[Data excerpts]
--- start ---

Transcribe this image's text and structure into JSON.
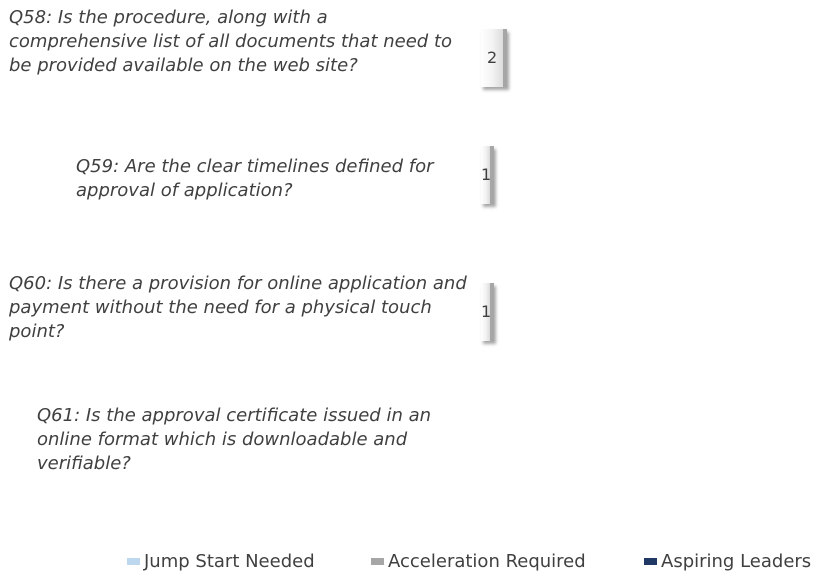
{
  "chart_data": {
    "type": "bar",
    "orientation": "horizontal",
    "categories": [
      "Q58: Is the procedure, along with a comprehensive list of all documents that need to be provided available on the web site?",
      "Q59: Are the clear timelines defined for approval of application?",
      "Q60: Is there a provision for online application and payment without the need for a physical touch point?",
      "Q61: Is the approval certificate issued in an online format which is downloadable and verifiable?"
    ],
    "series": [
      {
        "name": "Jump Start Needed",
        "color": "#bdd7ee",
        "values": [
          0,
          0,
          0,
          0
        ]
      },
      {
        "name": "Acceleration Required",
        "color": "#a6a6a6",
        "values": [
          2,
          1,
          1,
          0
        ]
      },
      {
        "name": "Aspiring Leaders",
        "color": "#1f3864",
        "values": [
          0,
          0,
          0,
          0
        ]
      }
    ],
    "data_labels": [
      "2",
      "1",
      "1",
      ""
    ],
    "legend_position": "bottom",
    "grid": false,
    "title": "",
    "xlabel": "",
    "ylabel": ""
  }
}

--- end ---

_TASK STATEMENT_
The pictures should not appear in the copy; every other part of the records above must be returned exactly.

_OUTPUT BELOW_
Transcribe this image's text and structure into JSON.
{
  "chart_data": {
    "type": "bar",
    "orientation": "horizontal",
    "categories": [
      "Q58: Is the procedure, along with a comprehensive list of all documents that need to be provided available on the web site?",
      "Q59: Are the clear timelines defined for approval of application?",
      "Q60: Is there a provision for online application and payment without the need for a physical touch point?",
      "Q61: Is the approval certificate issued in an online format which is downloadable and verifiable?"
    ],
    "series": [
      {
        "name": "Jump Start Needed",
        "color": "#bdd7ee",
        "values": [
          0,
          0,
          0,
          0
        ]
      },
      {
        "name": "Acceleration Required",
        "color": "#a6a6a6",
        "values": [
          2,
          1,
          1,
          0
        ]
      },
      {
        "name": "Aspiring Leaders",
        "color": "#1f3864",
        "values": [
          0,
          0,
          0,
          0
        ]
      }
    ],
    "data_labels": [
      "2",
      "1",
      "1",
      ""
    ],
    "legend_position": "bottom",
    "grid": false,
    "title": "",
    "xlabel": "",
    "ylabel": ""
  }
}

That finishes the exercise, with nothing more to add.